(Extracted data entries)
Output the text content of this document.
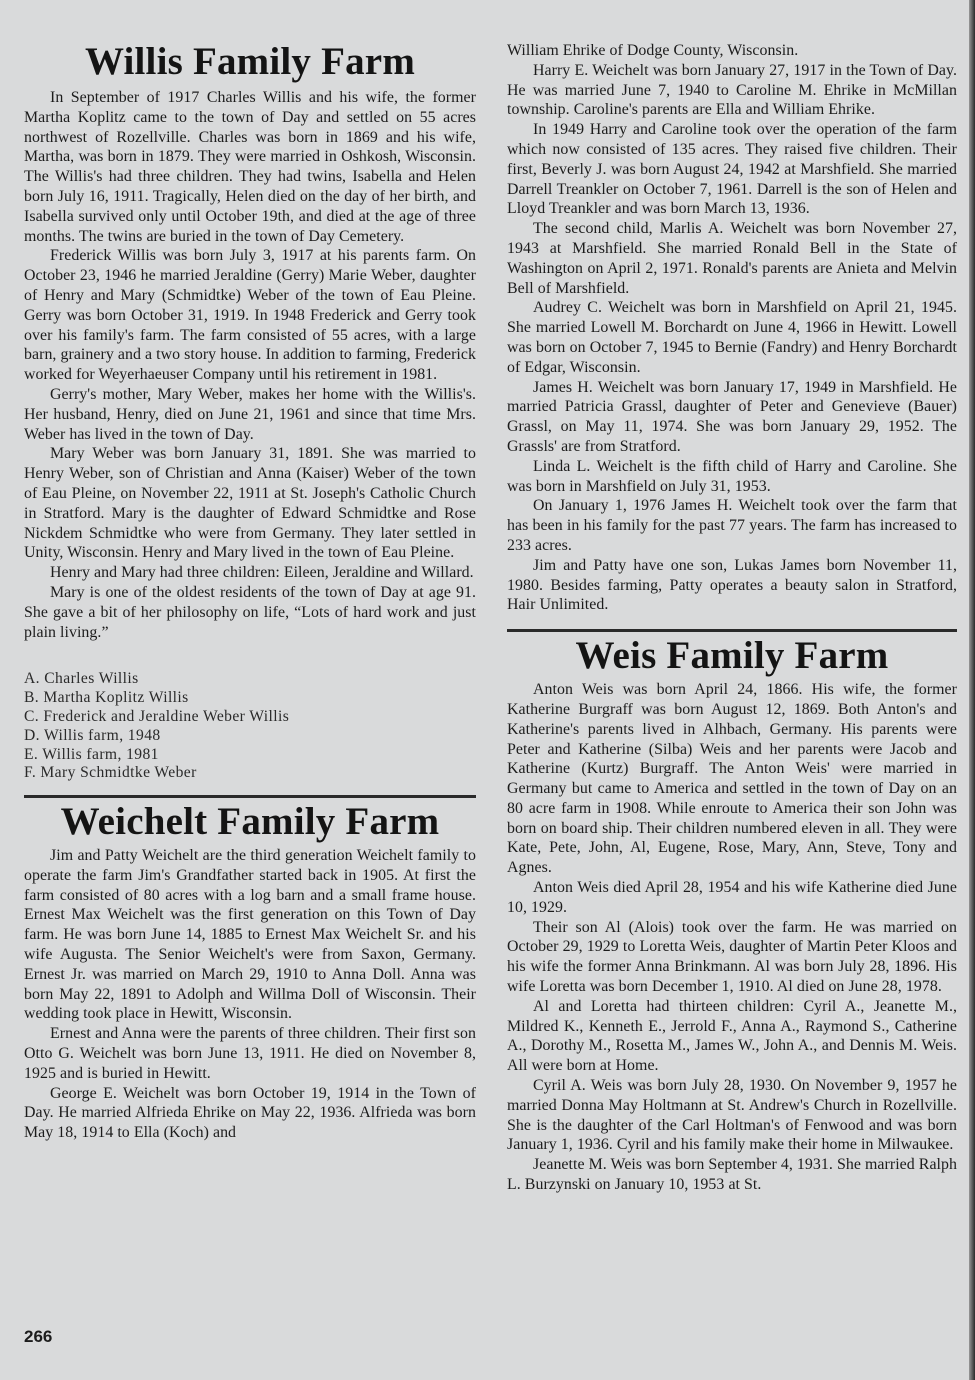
Willis Family Farm

In September of 1917 Charles Willis and his wife, the former Martha Koplitz came to the town of Day and settled on 55 acres northwest of Rozellville. Charles was born in 1869 and his wife, Martha, was born in 1879. They were married in Oshkosh, Wisconsin. The Willis's had three children. They had twins, Isabella and Helen born July 16, 1911. Tragically, Helen died on the day of her birth, and Isabella survived only until October 19th, and died at the age of three months. The twins are buried in the town of Day Cemetery.

Frederick Willis was born July 3, 1917 at his parents farm. On October 23, 1946 he married Jeraldine (Gerry) Marie Weber, daughter of Henry and Mary (Schmidtke) Weber of the town of Eau Pleine. Gerry was born October 31, 1919. In 1948 Frederick and Gerry took over his family's farm. The farm consisted of 55 acres, with a large barn, grainery and a two story house. In addition to farming, Frederick worked for Weyerhaeuser Company until his retirement in 1981.

Gerry's mother, Mary Weber, makes her home with the Willis's. Her husband, Henry, died on June 21, 1961 and since that time Mrs. Weber has lived in the town of Day.

Mary Weber was born January 31, 1891. She was married to Henry Weber, son of Christian and Anna (Kaiser) Weber of the town of Eau Pleine, on November 22, 1911 at St. Joseph's Catholic Church in Stratford. Mary is the daughter of Edward Schmidtke and Rose Nickdem Schmidtke who were from Germany. They later settled in Unity, Wisconsin. Henry and Mary lived in the town of Eau Pleine.

Henry and Mary had three children: Eileen, Jeraldine and Willard.

Mary is one of the oldest residents of the town of Day at age 91. She gave a bit of her philosophy on life, “Lots of hard work and just plain living.”

A. Charles Willis
B. Martha Koplitz Willis
C. Frederick and Jeraldine Weber Willis
D. Willis farm, 1948
E. Willis farm, 1981
F. Mary Schmidtke Weber
Weichelt Family Farm

Jim and Patty Weichelt are the third generation Weichelt family to operate the farm Jim's Grandfather started back in 1905. At first the farm consisted of 80 acres with a log barn and a small frame house. Ernest Max Weichelt was the first generation on this Town of Day farm. He was born June 14, 1885 to Ernest Max Weichelt Sr. and his wife Augusta. The Senior Weichelt's were from Saxon, Germany. Ernest Jr. was married on March 29, 1910 to Anna Doll. Anna was born May 22, 1891 to Adolph and Willma Doll of Wisconsin. Their wedding took place in Hewitt, Wisconsin.

Ernest and Anna were the parents of three children. Their first son Otto G. Weichelt was born June 13, 1911. He died on November 8, 1925 and is buried in Hewitt.

George E. Weichelt was born October 19, 1914 in the Town of Day. He married Alfrieda Ehrike on May 22, 1936. Alfrieda was born May 18, 1914 to Ella (Koch) and

William Ehrike of Dodge County, Wisconsin.

Harry E. Weichelt was born January 27, 1917 in the Town of Day. He was married June 7, 1940 to Caroline M. Ehrike in McMillan township. Caroline's parents are Ella and William Ehrike.

In 1949 Harry and Caroline took over the operation of the farm which now consisted of 135 acres. They raised five children. Their first, Beverly J. was born August 24, 1942 at Marshfield. She married Darrell Treankler on October 7, 1961. Darrell is the son of Helen and Lloyd Treankler and was born March 13, 1936.

The second child, Marlis A. Weichelt was born November 27, 1943 at Marshfield. She married Ronald Bell in the State of Washington on April 2, 1971. Ronald's parents are Anieta and Melvin Bell of Marshfield.

Audrey C. Weichelt was born in Marshfield on April 21, 1945. She married Lowell M. Borchardt on June 4, 1966 in Hewitt. Lowell was born on October 7, 1945 to Bernie (Fandry) and Henry Borchardt of Edgar, Wisconsin.

James H. Weichelt was born January 17, 1949 in Marshfield. He married Patricia Grassl, daughter of Peter and Genevieve (Bauer) Grassl, on May 11, 1974. She was born January 29, 1952. The Grassls' are from Stratford.

Linda L. Weichelt is the fifth child of Harry and Caroline. She was born in Marshfield on July 31, 1953.

On January 1, 1976 James H. Weichelt took over the farm that has been in his family for the past 77 years. The farm has increased to 233 acres.

Jim and Patty have one son, Lukas James born November 11, 1980. Besides farming, Patty operates a beauty salon in Stratford, Hair Unlimited.

Weis Family Farm

Anton Weis was born April 24, 1866. His wife, the former Katherine Burgraff was born August 12, 1869. Both Anton's and Katherine's parents lived in Alhbach, Germany. His parents were Peter and Katherine (Silba) Weis and her parents were Jacob and Katherine (Kurtz) Burgraff. The Anton Weis' were married in Germany but came to America and settled in the town of Day on an 80 acre farm in 1908. While enroute to America their son John was born on board ship. Their children numbered eleven in all. They were Kate, Pete, John, Al, Eugene, Rose, Mary, Ann, Steve, Tony and Agnes.

Anton Weis died April 28, 1954 and his wife Katherine died June 10, 1929.

Their son Al (Alois) took over the farm. He was married on October 29, 1929 to Loretta Weis, daughter of Martin Peter Kloos and his wife the former Anna Brinkmann. Al was born July 28, 1896. His wife Loretta was born December 1, 1910. Al died on June 28, 1978.

Al and Loretta had thirteen children: Cyril A., Jeanette M., Mildred K., Kenneth E., Jerrold F., Anna A., Raymond S., Catherine A., Dorothy M., Rosetta M., James W., John A., and Dennis M. Weis. All were born at Home.

Cyril A. Weis was born July 28, 1930. On November 9, 1957 he married Donna May Holtmann at St. Andrew's Church in Rozellville. She is the daughter of the Carl Holtman's of Fenwood and was born January 1, 1936. Cyril and his family make their home in Milwaukee.

Jeanette M. Weis was born September 4, 1931. She married Ralph L. Burzynski on January 10, 1953 at St.

266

Task brief
Set down all the entries exactly as they appear, but skip any pictures.

Answer to the exercise
Output the text content of this document.
Willis Family Farm

In September of 1917 Charles Willis and his wife, the former Martha Koplitz came to the town of Day and settled on 55 acres northwest of Rozellville. Charles was born in 1869 and his wife, Martha, was born in 1879. They were married in Oshkosh, Wisconsin. The Willis's had three children. They had twins, Isabella and Helen born July 16, 1911. Tragically, Helen died on the day of her birth, and Isabella survived only until October 19th, and died at the age of three months. The twins are buried in the town of Day Cemetery.

Frederick Willis was born July 3, 1917 at his parents farm. On October 23, 1946 he married Jeraldine (Gerry) Marie Weber, daughter of Henry and Mary (Schmidtke) Weber of the town of Eau Pleine. Gerry was born October 31, 1919. In 1948 Frederick and Gerry took over his family's farm. The farm consisted of 55 acres, with a large barn, grainery and a two story house. In addition to farming, Frederick worked for Weyerhaeuser Company until his retirement in 1981.

Gerry's mother, Mary Weber, makes her home with the Willis's. Her husband, Henry, died on June 21, 1961 and since that time Mrs. Weber has lived in the town of Day.

Mary Weber was born January 31, 1891. She was married to Henry Weber, son of Christian and Anna (Kaiser) Weber of the town of Eau Pleine, on November 22, 1911 at St. Joseph's Catholic Church in Stratford. Mary is the daughter of Edward Schmidtke and Rose Nickdem Schmidtke who were from Germany. They later settled in Unity, Wisconsin. Henry and Mary lived in the town of Eau Pleine.

Henry and Mary had three children: Eileen, Jeraldine and Willard.

Mary is one of the oldest residents of the town of Day at age 91. She gave a bit of her philosophy on life, “Lots of hard work and just plain living.”

A. Charles Willis
B. Martha Koplitz Willis
C. Frederick and Jeraldine Weber Willis
D. Willis farm, 1948
E. Willis farm, 1981
F. Mary Schmidtke Weber
Weichelt Family Farm

Jim and Patty Weichelt are the third generation Weichelt family to operate the farm Jim's Grandfather started back in 1905. At first the farm consisted of 80 acres with a log barn and a small frame house. Ernest Max Weichelt was the first generation on this Town of Day farm. He was born June 14, 1885 to Ernest Max Weichelt Sr. and his wife Augusta. The Senior Weichelt's were from Saxon, Germany. Ernest Jr. was married on March 29, 1910 to Anna Doll. Anna was born May 22, 1891 to Adolph and Willma Doll of Wisconsin. Their wedding took place in Hewitt, Wisconsin.

Ernest and Anna were the parents of three children. Their first son Otto G. Weichelt was born June 13, 1911. He died on November 8, 1925 and is buried in Hewitt.

George E. Weichelt was born October 19, 1914 in the Town of Day. He married Alfrieda Ehrike on May 22, 1936. Alfrieda was born May 18, 1914 to Ella (Koch) and

William Ehrike of Dodge County, Wisconsin.

Harry E. Weichelt was born January 27, 1917 in the Town of Day. He was married June 7, 1940 to Caroline M. Ehrike in McMillan township. Caroline's parents are Ella and William Ehrike.

In 1949 Harry and Caroline took over the operation of the farm which now consisted of 135 acres. They raised five children. Their first, Beverly J. was born August 24, 1942 at Marshfield. She married Darrell Treankler on October 7, 1961. Darrell is the son of Helen and Lloyd Treankler and was born March 13, 1936.

The second child, Marlis A. Weichelt was born November 27, 1943 at Marshfield. She married Ronald Bell in the State of Washington on April 2, 1971. Ronald's parents are Anieta and Melvin Bell of Marshfield.

Audrey C. Weichelt was born in Marshfield on April 21, 1945. She married Lowell M. Borchardt on June 4, 1966 in Hewitt. Lowell was born on October 7, 1945 to Bernie (Fandry) and Henry Borchardt of Edgar, Wisconsin.

James H. Weichelt was born January 17, 1949 in Marshfield. He married Patricia Grassl, daughter of Peter and Genevieve (Bauer) Grassl, on May 11, 1974. She was born January 29, 1952. The Grassls' are from Stratford.

Linda L. Weichelt is the fifth child of Harry and Caroline. She was born in Marshfield on July 31, 1953.

On January 1, 1976 James H. Weichelt took over the farm that has been in his family for the past 77 years. The farm has increased to 233 acres.

Jim and Patty have one son, Lukas James born November 11, 1980. Besides farming, Patty operates a beauty salon in Stratford, Hair Unlimited.

Weis Family Farm

Anton Weis was born April 24, 1866. His wife, the former Katherine Burgraff was born August 12, 1869. Both Anton's and Katherine's parents lived in Alhbach, Germany. His parents were Peter and Katherine (Silba) Weis and her parents were Jacob and Katherine (Kurtz) Burgraff. The Anton Weis' were married in Germany but came to America and settled in the town of Day on an 80 acre farm in 1908. While enroute to America their son John was born on board ship. Their children numbered eleven in all. They were Kate, Pete, John, Al, Eugene, Rose, Mary, Ann, Steve, Tony and Agnes.

Anton Weis died April 28, 1954 and his wife Katherine died June 10, 1929.

Their son Al (Alois) took over the farm. He was married on October 29, 1929 to Loretta Weis, daughter of Martin Peter Kloos and his wife the former Anna Brinkmann. Al was born July 28, 1896. His wife Loretta was born December 1, 1910. Al died on June 28, 1978.

Al and Loretta had thirteen children: Cyril A., Jeanette M., Mildred K., Kenneth E., Jerrold F., Anna A., Raymond S., Catherine A., Dorothy M., Rosetta M., James W., John A., and Dennis M. Weis. All were born at Home.

Cyril A. Weis was born July 28, 1930. On November 9, 1957 he married Donna May Holtmann at St. Andrew's Church in Rozellville. She is the daughter of the Carl Holtman's of Fenwood and was born January 1, 1936. Cyril and his family make their home in Milwaukee.

Jeanette M. Weis was born September 4, 1931. She married Ralph L. Burzynski on January 10, 1953 at St.

266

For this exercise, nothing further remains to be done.